Page content transcription data
------

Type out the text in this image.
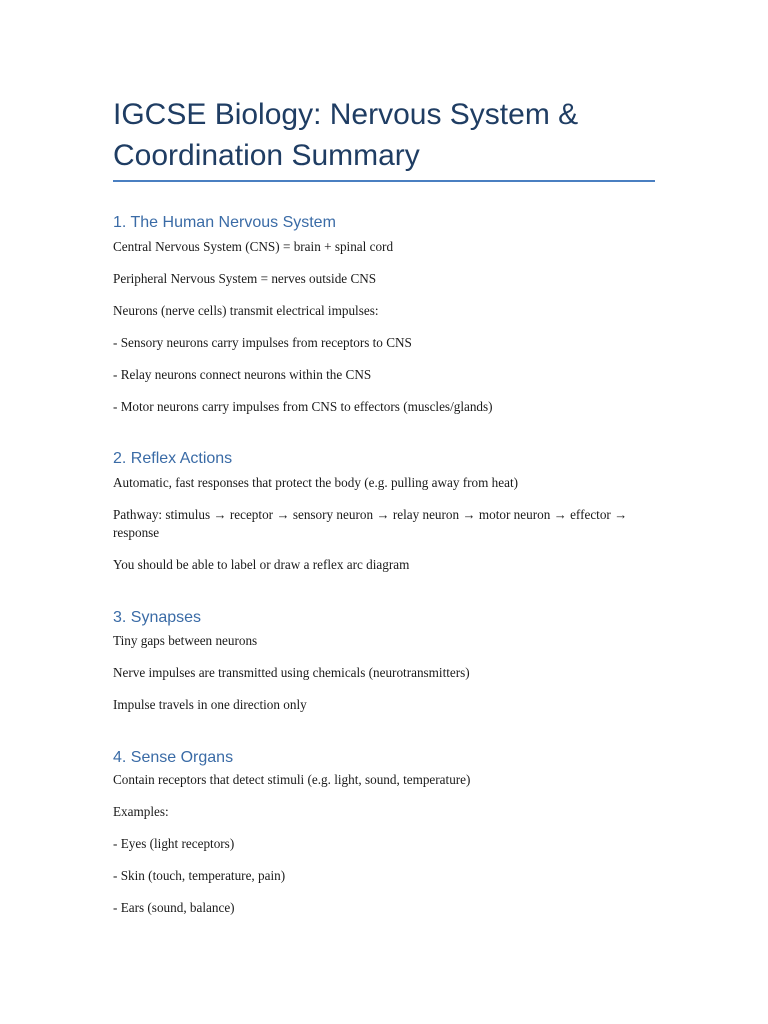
IGCSE Biology: Nervous System & Coordination Summary
1. The Human Nervous System

Central Nervous System (CNS) = brain + spinal cord

Peripheral Nervous System = nerves outside CNS

Neurons (nerve cells) transmit electrical impulses:

- Sensory neurons carry impulses from receptors to CNS

- Relay neurons connect neurons within the CNS

- Motor neurons carry impulses from CNS to effectors (muscles/glands)

2. Reflex Actions

Automatic, fast responses that protect the body (e.g. pulling away from heat)

Pathway: stimulus → receptor → sensory neuron → relay neuron → motor neuron → effector → response

You should be able to label or draw a reflex arc diagram

3. Synapses

Tiny gaps between neurons

Nerve impulses are transmitted using chemicals (neurotransmitters)

Impulse travels in one direction only

4. Sense Organs

Contain receptors that detect stimuli (e.g. light, sound, temperature)

Examples:

- Eyes (light receptors)

- Skin (touch, temperature, pain)

- Ears (sound, balance)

------

Among the records, find every line with the word "Nervous" and copy it.

Solved exercise =
IGCSE Biology: Nervous System & Coordination Summary
1. The Human Nervous System
Central Nervous System (CNS) = brain + spinal cord
Peripheral Nervous System = nerves outside CNS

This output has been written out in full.